━━ DATA EXCERPTS

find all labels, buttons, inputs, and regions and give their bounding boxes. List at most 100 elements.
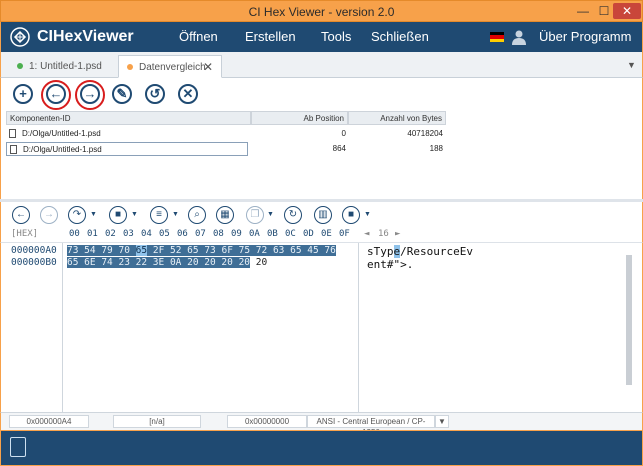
comparison-toolbar: + ← → ✎ ↺ ✕ <box>0 78 643 111</box>
add-button[interactable]: + <box>13 84 33 104</box>
column-offset: 04 <box>141 229 152 239</box>
menu-oeffnen[interactable]: Öffnen <box>179 29 218 44</box>
address-label: 000000A0 <box>11 245 57 256</box>
column-offset: 0C <box>285 229 296 239</box>
hex-bytes-column[interactable]: 73 54 79 70 65 2F 52 65 73 6F 75 72 63 6… <box>63 243 359 413</box>
menu-erstellen[interactable]: Erstellen <box>245 29 296 44</box>
encoding-select[interactable]: ANSI - Central European / CP-1250 <box>307 415 435 437</box>
search-button[interactable]: ⌕ <box>188 206 206 224</box>
list-button[interactable]: ≡ <box>150 206 168 224</box>
close-window-button[interactable]: ✕ <box>613 3 641 19</box>
status-bar: 0x000000A4 [n/a] 0x00000000 ANSI - Centr… <box>0 412 643 437</box>
row-id: D:/Olga/Untitled-1.psd <box>23 145 102 154</box>
chevron-down-icon[interactable]: ▼ <box>364 211 371 218</box>
row-position: 0 <box>341 129 346 138</box>
column-offset: 08 <box>213 229 224 239</box>
redo-button[interactable]: ↷ <box>68 206 86 224</box>
tab-label: Datenvergleich <box>139 62 206 73</box>
tab-untitled[interactable]: 1: Untitled-1.psd <box>9 55 117 78</box>
chevron-down-icon[interactable]: ▼ <box>90 211 97 218</box>
page-next-icon[interactable]: ► <box>395 229 400 239</box>
minimize-button[interactable]: — <box>574 3 592 19</box>
tab-bar: 1: Untitled-1.psd Datenvergleich ✕ ▼ <box>0 52 643 78</box>
row-bytes: 188 <box>429 144 443 153</box>
hex-byte[interactable]: 20 <box>256 257 267 268</box>
menu-about[interactable]: Über Programm <box>539 29 631 44</box>
hex-line[interactable]: 73 54 79 70 65 2F 52 65 73 6F 75 72 63 6… <box>67 245 336 256</box>
edit-button[interactable]: ✎ <box>112 84 132 104</box>
page-prev-icon[interactable]: ◄ <box>364 229 369 239</box>
panel-toggle-button[interactable]: ▥ <box>314 206 332 224</box>
row-id: D:/Olga/Untitled-1.psd <box>22 129 101 138</box>
file-icon <box>9 129 16 138</box>
hex-cursor-byte[interactable]: 65 <box>135 245 148 256</box>
column-offset: 0D <box>303 229 314 239</box>
table-row-selected[interactable]: D:/Olga/Untitled-1.psd <box>6 142 248 156</box>
tab-status-dot-icon <box>17 63 23 70</box>
window-title: CI Hex Viewer - version 2.0 <box>248 5 395 19</box>
column-header-id[interactable]: Komponenten-ID <box>6 111 251 125</box>
hex-selection[interactable]: 65 6E 74 23 22 3E 0A 20 20 20 20 <box>67 257 251 268</box>
table-row[interactable]: D:/Olga/Untitled-1.psd 0 40718204 <box>6 127 446 141</box>
column-offset: 03 <box>123 229 134 239</box>
app-logo-icon <box>10 27 30 47</box>
text-segment: /ResourceEv <box>400 245 473 258</box>
grid-view-button[interactable]: ▦ <box>216 206 234 224</box>
tab-dropdown-icon[interactable]: ▼ <box>627 60 636 70</box>
chevron-down-icon[interactable]: ▼ <box>131 211 138 218</box>
column-header-position[interactable]: Ab Position <box>251 111 348 125</box>
text-line[interactable]: sType/ResourceEv <box>367 245 473 258</box>
components-table: Komponenten-ID Ab Position Anzahl von By… <box>0 111 643 199</box>
column-offset: 07 <box>195 229 206 239</box>
menu-bar: CIHexViewer Öffnen Erstellen Tools Schli… <box>0 22 643 52</box>
bookmark-button[interactable]: ■ <box>109 206 127 224</box>
hex-selection[interactable]: 2F 52 65 73 6F 75 72 63 65 45 76 <box>152 245 336 256</box>
language-flag-icon[interactable] <box>490 32 504 42</box>
column-header-bytes[interactable]: Anzahl von Bytes <box>348 111 446 125</box>
text-line[interactable]: ent#">. <box>367 258 413 271</box>
column-offset: 02 <box>105 229 116 239</box>
column-offset: 0A <box>249 229 260 239</box>
page-number: 16 <box>378 229 389 239</box>
scrollbar-thumb[interactable] <box>626 255 632 385</box>
column-offset: 09 <box>231 229 242 239</box>
back-button[interactable]: ← <box>46 84 66 104</box>
menu-tools[interactable]: Tools <box>321 29 351 44</box>
tab-datenvergleich[interactable]: Datenvergleich ✕ <box>118 55 222 78</box>
chevron-down-icon[interactable]: ▼ <box>267 211 274 218</box>
menu-schliessen[interactable]: Schließen <box>371 29 429 44</box>
address-label: 000000B0 <box>11 257 57 268</box>
hex-column-header: [HEX] 00 01 02 03 04 05 06 07 08 09 0A 0… <box>0 228 643 242</box>
app-name: CIHexViewer <box>37 28 134 45</box>
chevron-down-icon[interactable]: ▼ <box>435 415 449 428</box>
chevron-down-icon[interactable]: ▼ <box>172 211 179 218</box>
tab-status-dot-icon <box>127 64 133 71</box>
hex-back-button[interactable]: ← <box>12 206 30 224</box>
hex-line[interactable]: 65 6E 74 23 22 3E 0A 20 20 20 20 20 <box>67 257 267 268</box>
maximize-button[interactable]: ☐ <box>595 3 613 19</box>
column-offset: 0B <box>267 229 278 239</box>
hex-selection[interactable]: 73 54 79 70 <box>67 245 130 256</box>
column-offset: 01 <box>87 229 98 239</box>
column-offset: 0E <box>321 229 332 239</box>
row-position: 864 <box>332 144 346 153</box>
hex-view[interactable]: 000000A0 000000B0 73 54 79 70 65 2F 52 6… <box>0 242 643 413</box>
panel-icon[interactable] <box>10 437 26 457</box>
forward-button[interactable]: → <box>80 84 100 104</box>
undo-button[interactable]: ↺ <box>145 84 165 104</box>
save-button[interactable]: ■ <box>342 206 360 224</box>
tab-label: 1: Untitled-1.psd <box>29 61 102 72</box>
hex-forward-button[interactable]: → <box>40 206 58 224</box>
copy-button[interactable]: ❐ <box>246 206 264 224</box>
remove-button[interactable]: ✕ <box>178 84 198 104</box>
address-column: 000000A0 000000B0 <box>1 243 63 413</box>
column-offset: 00 <box>69 229 80 239</box>
hex-toolbar: ← → ↷ ▼ ■ ▼ ≡ ▼ ⌕ ▦ ❐ ▼ ↻ ▥ ■ ▼ <box>0 202 643 228</box>
vertical-scrollbar[interactable] <box>625 245 633 407</box>
tab-close-icon[interactable]: ✕ <box>203 60 213 74</box>
table-row-values[interactable]: 864 188 <box>248 142 446 156</box>
refresh-button[interactable]: ↻ <box>284 206 302 224</box>
user-icon[interactable] <box>512 29 526 45</box>
status-offset: 0x000000A4 <box>9 415 89 428</box>
text-segment: sTyp <box>367 245 394 258</box>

━━━━

■ **JOB**
Format every line of the items above as a JSON list of strings, one string per line and no strings for blank lines, leaving the pictures out.

■ **CORRECT RESPONSE**
[
  "find all labels, buttons, inputs, and regions and give their bounding boxes. List at most 100 elements.",
  "comparison-toolbar: + ← → ✎ ↺ ✕ <box>0 78 643 111</box>",
  "add-button[interactable]: + <box>13 84 33 104</box>",
  "column-offset: 04 <box>141 229 152 239</box>",
  "menu-oeffnen[interactable]: Öffnen <box>179 29 218 44</box>",
  "address-label: 000000A0 <box>11 245 57 256</box>",
  "column-offset: 0C <box>285 229 296 239</box>",
  "hex-bytes-column[interactable]: 73 54 79 70 65 2F 52 65 73 6F 75 72 63 6… <box>63 243 359 413</box>",
  "menu-erstellen[interactable]: Erstellen <box>245 29 296 44</box>",
  "encoding-select[interactable]: ANSI - Central European / CP-1250 <box>307 415 435 437</box>",
  "search-button[interactable]: ⌕ <box>188 206 206 224</box>",
  "list-button[interactable]: ≡ <box>150 206 168 224</box>",
  "close-window-button[interactable]: ✕ <box>613 3 641 19</box>",
  "status-bar: 0x000000A4 [n/a] 0x00000000 ANSI - Centr… <box>0 412 643 437</box>",
  "row-id: D:/Olga/Untitled-1.psd <box>23 145 102 154</box>",
  "chevron-down-icon[interactable]: ▼ <box>364 211 371 218</box>",
  "row-position: 0 <box>341 129 346 138</box>",
  "column-offset: 08 <box>213 229 224 239</box>",
  "redo-button[interactable]: ↷ <box>68 206 86 224</box>",
  "tab-label: Datenvergleich <box>139 62 206 73</box>",
  "tab-untitled[interactable]: 1: Untitled-1.psd <box>9 55 117 78</box>",
  "chevron-down-icon[interactable]: ▼ <box>90 211 97 218</box>",
  "page-next-icon[interactable]: ► <box>395 229 400 239</box>",
  "minimize-button[interactable]: — <box>574 3 592 19</box>",
  "tab-bar: 1: Untitled-1.psd Datenvergleich ✕ ▼ <box>0 52 643 78</box>",
  "row-bytes: 188 <box>429 144 443 153</box>",
  "hex-byte[interactable]: 20 <box>256 257 267 268</box>",
  "menu-about[interactable]: Über Programm <box>539 29 631 44</box>",
  "hex-line[interactable]: 73 54 79 70 65 2F 52 65 73 6F 75 72 63 6… <box>67 245 336 256</box>",
  "edit-button[interactable]: ✎ <box>112 84 132 104</box>",
  "page-prev-icon[interactable]: ◄ <box>364 229 369 239</box>",
  "panel-toggle-button[interactable]: ▥ <box>314 206 332 224</box>",
  "row-id: D:/Olga/Untitled-1.psd <box>22 129 101 138</box>",
  "file-icon <box>9 129 16 138</box>",
  "hex-cursor-byte[interactable]: 65 <box>135 245 148 256</box>",
  "column-offset: 0D <box>303 229 314 239</box>",
  "table-row-selected[interactable]: D:/Olga/Untitled-1.psd <box>6 142 248 156</box>",
  "tab-status-dot-icon <box>17 63 23 70</box>",
  "window-title: CI Hex Viewer - version 2.0 <box>248 5 395 19</box>",
  "column-header-id[interactable]: Komponenten-ID <box>6 111 251 125</box>",
  "hex-selection[interactable]: 65 6E 74 23 22 3E 0A 20 20 20 20 <box>67 257 251 268</box>",
  "table-row[interactable]: D:/Olga/Untitled-1.psd 0 40718204 <box>6 127 446 141</box>",
  "column-offset: 03 <box>123 229 134 239</box>",
  "app-logo-icon <box>10 27 30 47</box>",
  "text-segment: /ResourceEv <box>400 245 473 258</box>",
  "grid-view-button[interactable]: ▦ <box>216 206 234 224</box>",
  "tab-dropdown-icon[interactable]: ▼ <box>627 60 636 70</box>",
  "chevron-down-icon[interactable]: ▼ <box>131 211 138 218</box>",
  "column-header-position[interactable]: Ab Position <box>251 111 348 125</box>",
  "text-line[interactable]: sType/ResourceEv <box>367 245 473 258</box>",
  "components-table: Komponenten-ID Ab Position Anzahl von By… <box>0 111 643 199</box>",
  "column-offset: 07 <box>195 229 206 239</box>",
  "menu-bar: CIHexViewer Öffnen Erstellen Tools Schli… <box>0 22 643 52</box>",
  "bookmark-button[interactable]: ■ <box>109 206 127 224</box>",
  "hex-selection[interactable]: 2F 52 65 73 6F 75 72 63 65 45 76 <box>152 245 336 256</box>",
  "language-flag-icon[interactable] <box>490 32 504 42</box>",
  "column-header-bytes[interactable]: Anzahl von Bytes <box>348 111 446 125</box>",
  "text-line[interactable]: ent#\">. <box>367 258 413 271</box>",
  "column-offset: 02 <box>105 229 116 239</box>",
  "column-offset: 0A <box>249 229 260 239</box>",
  "page-number: 16 <box>378 229 389 239</box>",
  "scrollbar-thumb[interactable] <box>626 255 632 385</box>",
  "column-offset: 09 <box>231 229 242 239</box>",
  "back-button[interactable]: ← <box>46 84 66 104</box>",
  "menu-tools[interactable]: Tools <box>321 29 351 44</box>",
  "tab-datenvergleich[interactable]: Datenvergleich ✕ <box>118 55 222 78</box>",
  "chevron-down-icon[interactable]: ▼ <box>267 211 274 218</box>",
  "menu-schliessen[interactable]: Schließen <box>371 29 429 44</box>",
  "address-label: 000000B0 <box>11 257 57 268</box>",
  "hex-column-header: [HEX] 00 01 02 03 04 05 06 07 08 09 0A 0… <box>0 228 643 242</box>",
  "app-name: CIHexViewer <box>37 28 134 45</box>",
  "chevron-down-icon[interactable]: ▼ <box>435 415 449 428</box>",
  "chevron-down-icon[interactable]: ▼ <box>172 211 179 218</box>",
  "tab-status-dot-icon <box>127 64 133 71</box>",
  "hex-back-button[interactable]: ← <box>12 206 30 224</box>",
  "hex-line[interactable]: 65 6E 74 23 22 3E 0A 20 20 20 20 20 <box>67 257 267 268</box>",
  "maximize-button[interactable]: ☐ <box>595 3 613 19</box>",
  "column-offset: 0B <box>267 229 278 239</box>",
  "hex-selection[interactable]: 73 54 79 70 <box>67 245 130 256</box>",
  "column-offset: 01 <box>87 229 98 239</box>",
  "column-offset: 0E <box>321 229 332 239</box>",
  "row-position: 864 <box>332 144 346 153</box>",
  "hex-view[interactable]: 000000A0 000000B0 73 54 79 70 65 2F 52 6… <box>0 242 643 413</box>",
  "panel-icon[interactable] <box>10 437 26 457</box>",
  "forward-button[interactable]: → <box>80 84 100 104</box>",
  "undo-button[interactable]: ↺ <box>145 84 165 104</box>",
  "save-button[interactable]: ■ <box>342 206 360 224</box>",
  "tab-label: 1: Untitled-1.psd <box>29 61 102 72</box>",
  "hex-forward-button[interactable]: → <box>40 206 58 224</box>",
  "copy-button[interactable]: ❐ <box>246 206 264 224</box>",
  "remove-button[interactable]: ✕ <box>178 84 198 104</box>",
  "address-column: 000000A0 000000B0 <box>1 243 63 413</box>",
  "column-offset: 00 <box>69 229 80 239</box>",
  "hex-toolbar: ← → ↷ ▼ ■ ▼ ≡ ▼ ⌕ ▦ ❐ ▼ ↻ ▥ ■ ▼ <box>0 202 643 228</box>",
  "vertical-scrollbar[interactable] <box>625 245 633 407</box>",
  "tab-close-icon[interactable]: ✕ <box>203 60 213 74</box>",
  "table-row-values[interactable]: 864 188 <box>248 142 446 156</box>",
  "refresh-button[interactable]: ↻ <box>284 206 302 224</box>",
  "user-icon[interactable] <box>512 29 526 45</box>",
  "status-offset: 0x000000A4 <box>9 415 89 428</box>",
  "text-segment: sTyp <box>367 245 394 258</box>"
]